-- Short task --
Write out every line of the listing below word for word, changing nothing.

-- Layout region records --
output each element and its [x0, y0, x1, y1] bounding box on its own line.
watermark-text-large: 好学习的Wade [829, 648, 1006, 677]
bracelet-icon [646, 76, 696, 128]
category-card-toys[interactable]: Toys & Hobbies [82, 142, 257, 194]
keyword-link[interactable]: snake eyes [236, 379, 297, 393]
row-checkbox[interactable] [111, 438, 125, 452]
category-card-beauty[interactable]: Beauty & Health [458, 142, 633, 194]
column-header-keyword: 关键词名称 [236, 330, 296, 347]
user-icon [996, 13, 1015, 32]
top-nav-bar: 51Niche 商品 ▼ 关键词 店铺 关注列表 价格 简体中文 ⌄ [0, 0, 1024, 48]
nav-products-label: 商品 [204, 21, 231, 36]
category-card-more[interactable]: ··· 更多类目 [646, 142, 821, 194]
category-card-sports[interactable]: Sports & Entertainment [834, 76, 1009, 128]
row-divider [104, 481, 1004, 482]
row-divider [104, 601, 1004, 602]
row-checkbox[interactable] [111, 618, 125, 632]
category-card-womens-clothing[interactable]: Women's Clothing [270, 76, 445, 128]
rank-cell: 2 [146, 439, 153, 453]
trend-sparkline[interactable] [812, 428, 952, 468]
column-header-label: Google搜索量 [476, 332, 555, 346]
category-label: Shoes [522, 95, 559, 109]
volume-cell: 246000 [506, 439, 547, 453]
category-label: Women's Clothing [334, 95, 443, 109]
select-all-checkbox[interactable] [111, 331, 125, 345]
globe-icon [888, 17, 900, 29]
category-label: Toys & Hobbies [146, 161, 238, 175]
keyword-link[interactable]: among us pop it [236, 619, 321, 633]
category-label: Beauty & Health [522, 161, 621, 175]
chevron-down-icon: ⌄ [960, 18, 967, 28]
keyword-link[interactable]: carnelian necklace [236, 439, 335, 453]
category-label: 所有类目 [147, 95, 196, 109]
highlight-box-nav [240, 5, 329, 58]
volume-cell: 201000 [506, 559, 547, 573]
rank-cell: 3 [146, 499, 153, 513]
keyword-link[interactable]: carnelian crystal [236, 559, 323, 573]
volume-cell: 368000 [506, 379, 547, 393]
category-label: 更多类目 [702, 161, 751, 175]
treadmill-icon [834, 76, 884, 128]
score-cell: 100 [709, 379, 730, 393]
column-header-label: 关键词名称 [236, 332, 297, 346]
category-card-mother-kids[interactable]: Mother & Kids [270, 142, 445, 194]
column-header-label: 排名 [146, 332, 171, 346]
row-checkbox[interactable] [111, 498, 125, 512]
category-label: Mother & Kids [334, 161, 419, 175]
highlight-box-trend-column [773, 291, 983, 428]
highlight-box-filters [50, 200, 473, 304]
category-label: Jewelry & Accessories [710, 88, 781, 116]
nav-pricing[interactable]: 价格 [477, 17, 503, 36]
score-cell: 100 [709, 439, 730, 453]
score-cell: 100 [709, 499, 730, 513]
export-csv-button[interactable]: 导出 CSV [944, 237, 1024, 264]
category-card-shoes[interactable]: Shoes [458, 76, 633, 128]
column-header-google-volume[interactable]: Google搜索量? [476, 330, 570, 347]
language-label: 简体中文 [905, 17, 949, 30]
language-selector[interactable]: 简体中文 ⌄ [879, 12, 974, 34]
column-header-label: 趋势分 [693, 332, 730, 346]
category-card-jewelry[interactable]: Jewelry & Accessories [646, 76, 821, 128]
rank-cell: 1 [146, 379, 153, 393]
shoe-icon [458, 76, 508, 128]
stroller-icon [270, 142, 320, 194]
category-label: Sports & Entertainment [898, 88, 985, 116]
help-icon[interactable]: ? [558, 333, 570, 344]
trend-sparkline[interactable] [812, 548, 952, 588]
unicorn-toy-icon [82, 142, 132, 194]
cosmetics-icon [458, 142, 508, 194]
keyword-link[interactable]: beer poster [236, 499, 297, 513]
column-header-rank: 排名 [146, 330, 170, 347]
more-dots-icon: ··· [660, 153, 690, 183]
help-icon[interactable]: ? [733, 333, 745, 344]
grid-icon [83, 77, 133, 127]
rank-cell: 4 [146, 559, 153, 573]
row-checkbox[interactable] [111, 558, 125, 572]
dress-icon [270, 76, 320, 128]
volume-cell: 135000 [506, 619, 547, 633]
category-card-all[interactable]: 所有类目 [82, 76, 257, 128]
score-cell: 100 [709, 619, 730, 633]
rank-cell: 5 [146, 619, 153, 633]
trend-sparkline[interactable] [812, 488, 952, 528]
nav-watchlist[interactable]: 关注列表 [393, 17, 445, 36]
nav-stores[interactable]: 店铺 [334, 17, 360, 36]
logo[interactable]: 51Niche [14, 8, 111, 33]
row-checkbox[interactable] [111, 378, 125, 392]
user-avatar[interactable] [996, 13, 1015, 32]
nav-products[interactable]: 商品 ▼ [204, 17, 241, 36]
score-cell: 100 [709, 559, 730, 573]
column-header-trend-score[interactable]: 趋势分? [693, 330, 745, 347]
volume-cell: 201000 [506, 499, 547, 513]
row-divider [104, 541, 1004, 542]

-- Result --
output each element and its [x0, y0, x1, y1] bounding box on its own line.
watermark-text-large: 好学习的Wade [829, 648, 1006, 677]
bracelet-icon [646, 76, 696, 128]
category-card-toys[interactable]: Toys & Hobbies [82, 142, 257, 194]
keyword-link[interactable]: snake eyes [236, 379, 297, 393]
row-checkbox[interactable] [111, 438, 125, 452]
category-card-beauty[interactable]: Beauty & Health [458, 142, 633, 194]
column-header-keyword: 关键词名称 [236, 330, 296, 347]
user-icon [996, 13, 1015, 32]
top-nav-bar: 51Niche 商品 ▼ 关键词 店铺 关注列表 价格 简体中文 ⌄ [0, 0, 1024, 48]
nav-products-label: 商品 [204, 21, 231, 36]
category-card-more[interactable]: ··· 更多类目 [646, 142, 821, 194]
category-card-sports[interactable]: Sports & Entertainment [834, 76, 1009, 128]
row-divider [104, 481, 1004, 482]
row-divider [104, 601, 1004, 602]
row-checkbox[interactable] [111, 618, 125, 632]
category-card-womens-clothing[interactable]: Women's Clothing [270, 76, 445, 128]
rank-cell: 2 [146, 439, 153, 453]
trend-sparkline[interactable] [812, 428, 952, 468]
column-header-label: Google搜索量 [476, 332, 555, 346]
category-label: Shoes [522, 95, 559, 109]
volume-cell: 246000 [506, 439, 547, 453]
category-label: Women's Clothing [334, 95, 443, 109]
select-all-checkbox[interactable] [111, 331, 125, 345]
globe-icon [888, 17, 900, 29]
category-label: Toys & Hobbies [146, 161, 238, 175]
keyword-link[interactable]: among us pop it [236, 619, 321, 633]
category-label: Beauty & Health [522, 161, 621, 175]
chevron-down-icon: ⌄ [960, 18, 967, 28]
keyword-link[interactable]: carnelian necklace [236, 439, 335, 453]
category-label: 所有类目 [147, 95, 196, 109]
highlight-box-nav [240, 5, 329, 58]
volume-cell: 201000 [506, 559, 547, 573]
rank-cell: 3 [146, 499, 153, 513]
keyword-link[interactable]: carnelian crystal [236, 559, 323, 573]
volume-cell: 368000 [506, 379, 547, 393]
category-label: 更多类目 [702, 161, 751, 175]
treadmill-icon [834, 76, 884, 128]
score-cell: 100 [709, 379, 730, 393]
column-header-label: 关键词名称 [236, 332, 297, 346]
category-card-mother-kids[interactable]: Mother & Kids [270, 142, 445, 194]
column-header-label: 排名 [146, 332, 171, 346]
row-checkbox[interactable] [111, 498, 125, 512]
category-label: Mother & Kids [334, 161, 419, 175]
highlight-box-trend-column [773, 291, 983, 428]
highlight-box-filters [50, 200, 473, 304]
category-label: Jewelry & Accessories [710, 88, 781, 116]
nav-pricing[interactable]: 价格 [477, 17, 503, 36]
score-cell: 100 [709, 439, 730, 453]
score-cell: 100 [709, 499, 730, 513]
export-csv-button[interactable]: 导出 CSV [944, 237, 1024, 264]
category-card-shoes[interactable]: Shoes [458, 76, 633, 128]
column-header-google-volume[interactable]: Google搜索量? [476, 330, 570, 347]
language-label: 简体中文 [905, 17, 949, 30]
language-selector[interactable]: 简体中文 ⌄ [879, 12, 974, 34]
column-header-label: 趋势分 [693, 332, 730, 346]
category-card-jewelry[interactable]: Jewelry & Accessories [646, 76, 821, 128]
rank-cell: 1 [146, 379, 153, 393]
shoe-icon [458, 76, 508, 128]
stroller-icon [270, 142, 320, 194]
category-label: Sports & Entertainment [898, 88, 985, 116]
help-icon[interactable]: ? [558, 333, 570, 344]
trend-sparkline[interactable] [812, 548, 952, 588]
unicorn-toy-icon [82, 142, 132, 194]
cosmetics-icon [458, 142, 508, 194]
keyword-link[interactable]: beer poster [236, 499, 297, 513]
column-header-rank: 排名 [146, 330, 170, 347]
more-dots-icon: ··· [660, 153, 690, 183]
help-icon[interactable]: ? [733, 333, 745, 344]
grid-icon [83, 77, 133, 127]
rank-cell: 4 [146, 559, 153, 573]
row-checkbox[interactable] [111, 558, 125, 572]
dress-icon [270, 76, 320, 128]
volume-cell: 135000 [506, 619, 547, 633]
category-card-all[interactable]: 所有类目 [82, 76, 257, 128]
score-cell: 100 [709, 619, 730, 633]
rank-cell: 5 [146, 619, 153, 633]
trend-sparkline[interactable] [812, 488, 952, 528]
nav-watchlist[interactable]: 关注列表 [393, 17, 445, 36]
nav-stores[interactable]: 店铺 [334, 17, 360, 36]
logo[interactable]: 51Niche [14, 8, 111, 33]
row-checkbox[interactable] [111, 378, 125, 392]
user-avatar[interactable] [996, 13, 1015, 32]
nav-products[interactable]: 商品 ▼ [204, 17, 241, 36]
score-cell: 100 [709, 559, 730, 573]
column-header-trend-score[interactable]: 趋势分? [693, 330, 745, 347]
volume-cell: 201000 [506, 499, 547, 513]
row-divider [104, 541, 1004, 542]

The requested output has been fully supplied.